# gmail app not like tablet version



## twinkiestar (Oct 14, 2011)

I noticed the gmail app looks like the phone version instead of the tablet version which is shown here.





I want to have the two column like interface when TP is in the landscape mode, is there a different gmail client to be downloaded?


----------



## Plancy (Sep 25, 2011)

Those are Honeycomb apps, we have Gingerbread which is a phone OS.


----------



## Plancy (Sep 25, 2011)

Those are Honeycomb apps, we have Gingerbread which is a phone Android OS.


----------



## PainToad (Oct 13, 2011)

....Because Gingerbread is a phone OS.....

Try these,
http://forum.xda-developers.com/showthread.php?t=928832


----------



## EricErK (Jun 8, 2011)

PainToad said:


> ....Because Gingerbread is a phone OS.....
> 
> Try these,
> http://forum.xda-developers.com/showthread.php?t=928832


Would you look at that ui... Damn its beautiful, Also in theory i'm pretty sure a mod could be done to run hc apps on gb... i think, not 100% sure but with moding theirs a good chance


----------



## PainToad (Oct 13, 2011)

Doubt it, they have different SDKs, APIs and frameworks.


----------



## twinkiestar (Oct 14, 2011)

so the same gmail app will behave differently on gingerbread vs honeycomb, or there is different gmail app for honeycomb? if the later, can we simply get that HD version app and install on TP?


----------



## orateam (Sep 28, 2011)

PainToad said:


> ....Because Gingerbread is a phone OS.....
> 
> Try these,
> http://forum.xda-developers.com/showthread.php?t=928832


tried them all. they don't work and get replaced with stock apps when rebooting. On a side note, the gtablet canvas app works.


----------



## Zenec (Oct 13, 2011)
---------------
** OBJECTIVE **
Transcribe the Gmail app thread from "# gmail app" to "to be downloaded?", word for word.
---------------
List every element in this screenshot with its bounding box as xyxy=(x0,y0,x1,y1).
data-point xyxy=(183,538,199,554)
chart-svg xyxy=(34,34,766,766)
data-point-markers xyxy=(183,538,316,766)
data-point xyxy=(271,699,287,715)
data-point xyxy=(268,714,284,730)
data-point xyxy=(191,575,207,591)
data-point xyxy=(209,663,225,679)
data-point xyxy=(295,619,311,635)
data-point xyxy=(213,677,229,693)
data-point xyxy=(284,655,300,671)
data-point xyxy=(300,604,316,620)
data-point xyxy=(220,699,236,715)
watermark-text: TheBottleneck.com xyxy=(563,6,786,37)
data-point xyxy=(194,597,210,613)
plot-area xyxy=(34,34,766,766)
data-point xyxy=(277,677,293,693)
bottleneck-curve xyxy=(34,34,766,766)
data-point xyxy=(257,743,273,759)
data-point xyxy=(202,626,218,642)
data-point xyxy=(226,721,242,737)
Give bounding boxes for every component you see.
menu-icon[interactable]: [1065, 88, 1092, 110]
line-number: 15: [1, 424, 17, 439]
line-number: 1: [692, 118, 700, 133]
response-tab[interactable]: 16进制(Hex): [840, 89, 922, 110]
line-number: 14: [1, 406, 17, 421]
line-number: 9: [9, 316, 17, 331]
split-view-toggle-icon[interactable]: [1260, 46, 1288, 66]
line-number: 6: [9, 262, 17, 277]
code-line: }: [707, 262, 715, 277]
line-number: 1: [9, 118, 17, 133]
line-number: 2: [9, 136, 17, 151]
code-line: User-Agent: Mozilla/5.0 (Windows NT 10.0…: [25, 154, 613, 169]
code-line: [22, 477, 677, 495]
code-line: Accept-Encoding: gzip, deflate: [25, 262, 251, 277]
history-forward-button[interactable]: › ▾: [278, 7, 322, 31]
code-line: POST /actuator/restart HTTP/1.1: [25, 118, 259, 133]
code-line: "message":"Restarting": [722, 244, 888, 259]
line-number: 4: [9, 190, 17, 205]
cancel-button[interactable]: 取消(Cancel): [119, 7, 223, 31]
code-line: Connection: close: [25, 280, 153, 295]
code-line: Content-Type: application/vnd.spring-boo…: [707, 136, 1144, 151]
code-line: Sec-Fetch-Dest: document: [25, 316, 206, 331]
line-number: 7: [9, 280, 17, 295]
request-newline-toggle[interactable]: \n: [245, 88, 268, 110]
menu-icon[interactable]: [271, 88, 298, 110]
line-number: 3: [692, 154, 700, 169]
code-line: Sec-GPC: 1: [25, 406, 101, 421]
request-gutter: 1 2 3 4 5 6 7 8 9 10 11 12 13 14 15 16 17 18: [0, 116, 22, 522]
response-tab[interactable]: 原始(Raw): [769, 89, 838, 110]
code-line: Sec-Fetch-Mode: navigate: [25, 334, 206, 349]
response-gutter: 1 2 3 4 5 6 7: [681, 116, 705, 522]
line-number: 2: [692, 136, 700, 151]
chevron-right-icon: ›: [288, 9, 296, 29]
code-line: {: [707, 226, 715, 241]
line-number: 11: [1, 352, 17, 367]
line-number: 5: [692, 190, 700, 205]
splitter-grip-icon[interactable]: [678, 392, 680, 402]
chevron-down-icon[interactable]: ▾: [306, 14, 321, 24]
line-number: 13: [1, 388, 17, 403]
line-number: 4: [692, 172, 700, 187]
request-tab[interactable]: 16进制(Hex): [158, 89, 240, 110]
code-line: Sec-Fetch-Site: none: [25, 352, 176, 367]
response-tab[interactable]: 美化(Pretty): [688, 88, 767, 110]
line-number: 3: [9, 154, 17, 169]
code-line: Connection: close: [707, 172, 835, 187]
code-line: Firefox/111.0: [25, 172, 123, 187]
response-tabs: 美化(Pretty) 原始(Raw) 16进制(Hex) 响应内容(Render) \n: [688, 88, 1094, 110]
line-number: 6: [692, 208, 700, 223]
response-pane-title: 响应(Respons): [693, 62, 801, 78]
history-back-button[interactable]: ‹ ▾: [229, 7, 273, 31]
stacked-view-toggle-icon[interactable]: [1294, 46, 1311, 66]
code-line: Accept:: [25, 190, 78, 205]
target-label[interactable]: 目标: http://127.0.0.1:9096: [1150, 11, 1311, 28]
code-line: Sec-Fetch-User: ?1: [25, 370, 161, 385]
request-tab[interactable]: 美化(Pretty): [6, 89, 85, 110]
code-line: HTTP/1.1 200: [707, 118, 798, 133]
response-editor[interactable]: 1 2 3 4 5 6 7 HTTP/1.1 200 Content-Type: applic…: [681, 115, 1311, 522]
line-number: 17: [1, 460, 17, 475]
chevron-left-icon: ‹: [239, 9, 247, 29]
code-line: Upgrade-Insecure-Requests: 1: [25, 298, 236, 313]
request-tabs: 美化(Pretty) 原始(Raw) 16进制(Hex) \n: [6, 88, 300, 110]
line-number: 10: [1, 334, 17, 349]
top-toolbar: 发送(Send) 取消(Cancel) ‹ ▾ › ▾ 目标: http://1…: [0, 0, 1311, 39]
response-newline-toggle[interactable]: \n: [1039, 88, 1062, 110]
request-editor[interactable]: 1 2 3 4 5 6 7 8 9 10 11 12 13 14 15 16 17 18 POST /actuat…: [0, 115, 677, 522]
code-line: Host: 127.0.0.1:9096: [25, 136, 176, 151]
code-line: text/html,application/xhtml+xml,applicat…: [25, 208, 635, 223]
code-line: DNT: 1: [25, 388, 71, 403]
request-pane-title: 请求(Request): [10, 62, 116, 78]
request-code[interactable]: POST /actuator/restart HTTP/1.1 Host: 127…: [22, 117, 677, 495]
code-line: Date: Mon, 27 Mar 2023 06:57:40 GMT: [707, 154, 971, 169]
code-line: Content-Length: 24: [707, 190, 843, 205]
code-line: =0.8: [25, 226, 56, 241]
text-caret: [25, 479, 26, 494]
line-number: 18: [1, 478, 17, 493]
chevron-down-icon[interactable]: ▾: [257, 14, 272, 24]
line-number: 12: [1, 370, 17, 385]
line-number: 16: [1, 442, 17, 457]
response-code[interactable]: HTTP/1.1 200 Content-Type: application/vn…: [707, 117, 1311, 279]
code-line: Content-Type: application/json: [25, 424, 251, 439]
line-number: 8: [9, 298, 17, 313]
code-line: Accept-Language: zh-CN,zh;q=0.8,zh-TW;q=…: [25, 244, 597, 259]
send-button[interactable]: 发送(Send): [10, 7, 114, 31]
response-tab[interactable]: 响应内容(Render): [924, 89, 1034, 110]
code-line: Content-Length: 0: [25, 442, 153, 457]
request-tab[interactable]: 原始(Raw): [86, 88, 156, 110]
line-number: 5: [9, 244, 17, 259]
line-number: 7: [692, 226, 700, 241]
---------------
** ANSWER FOR THIS EXERCISE **
# gmail app not like tablet version



## twinkiestar (Oct 14, 2011)

I noticed the gmail app looks like the phone version instead of the tablet version which is shown here.





I want to have the two column like interface when TP is in the landscape mode, is there a different gmail client to be downloaded?